● **DATA FOR THIS EXERCISE**:
===
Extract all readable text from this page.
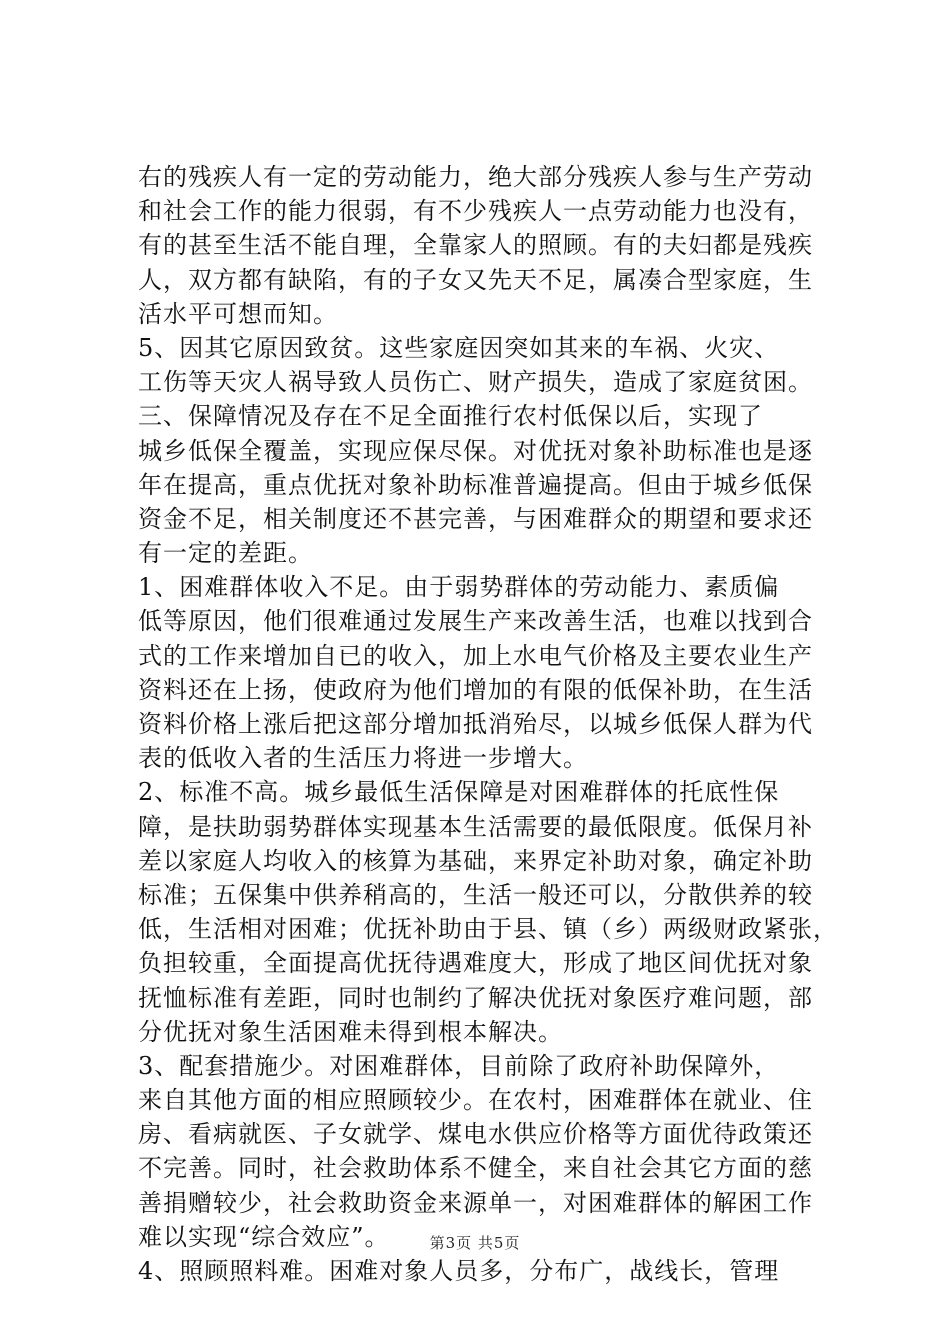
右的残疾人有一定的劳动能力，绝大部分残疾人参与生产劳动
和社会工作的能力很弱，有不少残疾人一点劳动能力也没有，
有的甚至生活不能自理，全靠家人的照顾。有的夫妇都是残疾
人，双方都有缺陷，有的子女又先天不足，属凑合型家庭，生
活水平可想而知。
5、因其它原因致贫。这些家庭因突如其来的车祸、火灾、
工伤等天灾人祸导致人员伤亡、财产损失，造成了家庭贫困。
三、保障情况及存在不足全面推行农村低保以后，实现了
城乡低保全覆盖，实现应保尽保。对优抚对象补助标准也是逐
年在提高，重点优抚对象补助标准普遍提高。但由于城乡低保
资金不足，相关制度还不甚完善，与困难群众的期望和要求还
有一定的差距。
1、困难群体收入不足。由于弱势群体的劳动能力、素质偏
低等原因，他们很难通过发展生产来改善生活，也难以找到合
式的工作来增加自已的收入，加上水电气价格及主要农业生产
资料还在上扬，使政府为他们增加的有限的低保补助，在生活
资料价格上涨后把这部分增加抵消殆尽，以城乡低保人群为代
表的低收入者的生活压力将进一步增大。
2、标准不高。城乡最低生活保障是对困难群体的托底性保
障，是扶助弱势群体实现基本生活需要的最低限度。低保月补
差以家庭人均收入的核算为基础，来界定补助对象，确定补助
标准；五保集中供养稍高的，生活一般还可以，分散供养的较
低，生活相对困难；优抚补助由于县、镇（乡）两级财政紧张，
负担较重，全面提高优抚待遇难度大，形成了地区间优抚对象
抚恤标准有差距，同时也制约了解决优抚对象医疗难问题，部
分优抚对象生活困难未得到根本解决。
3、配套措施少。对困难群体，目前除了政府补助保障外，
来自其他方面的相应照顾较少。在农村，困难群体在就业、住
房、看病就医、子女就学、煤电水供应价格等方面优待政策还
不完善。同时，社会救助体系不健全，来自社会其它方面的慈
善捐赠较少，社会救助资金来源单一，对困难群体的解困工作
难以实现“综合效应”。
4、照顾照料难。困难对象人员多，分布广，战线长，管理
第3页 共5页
===
● **SHORT EXERCISE**: Give the data above again in full and unchanged, skipping the pictures.

● **COMPLETED EXERCISE**:
Extract all readable text from this page.
右的残疾人有一定的劳动能力，绝大部分残疾人参与生产劳动
和社会工作的能力很弱，有不少残疾人一点劳动能力也没有，
有的甚至生活不能自理，全靠家人的照顾。有的夫妇都是残疾
人，双方都有缺陷，有的子女又先天不足，属凑合型家庭，生
活水平可想而知。
5、因其它原因致贫。这些家庭因突如其来的车祸、火灾、
工伤等天灾人祸导致人员伤亡、财产损失，造成了家庭贫困。
三、保障情况及存在不足全面推行农村低保以后，实现了
城乡低保全覆盖，实现应保尽保。对优抚对象补助标准也是逐
年在提高，重点优抚对象补助标准普遍提高。但由于城乡低保
资金不足，相关制度还不甚完善，与困难群众的期望和要求还
有一定的差距。
1、困难群体收入不足。由于弱势群体的劳动能力、素质偏
低等原因，他们很难通过发展生产来改善生活，也难以找到合
式的工作来增加自已的收入，加上水电气价格及主要农业生产
资料还在上扬，使政府为他们增加的有限的低保补助，在生活
资料价格上涨后把这部分增加抵消殆尽，以城乡低保人群为代
表的低收入者的生活压力将进一步增大。
2、标准不高。城乡最低生活保障是对困难群体的托底性保
障，是扶助弱势群体实现基本生活需要的最低限度。低保月补
差以家庭人均收入的核算为基础，来界定补助对象，确定补助
标准；五保集中供养稍高的，生活一般还可以，分散供养的较
低，生活相对困难；优抚补助由于县、镇（乡）两级财政紧张，
负担较重，全面提高优抚待遇难度大，形成了地区间优抚对象
抚恤标准有差距，同时也制约了解决优抚对象医疗难问题，部
分优抚对象生活困难未得到根本解决。
3、配套措施少。对困难群体，目前除了政府补助保障外，
来自其他方面的相应照顾较少。在农村，困难群体在就业、住
房、看病就医、子女就学、煤电水供应价格等方面优待政策还
不完善。同时，社会救助体系不健全，来自社会其它方面的慈
善捐赠较少，社会救助资金来源单一，对困难群体的解困工作
难以实现“综合效应”。
4、照顾照料难。困难对象人员多，分布广，战线长，管理
第3页 共5页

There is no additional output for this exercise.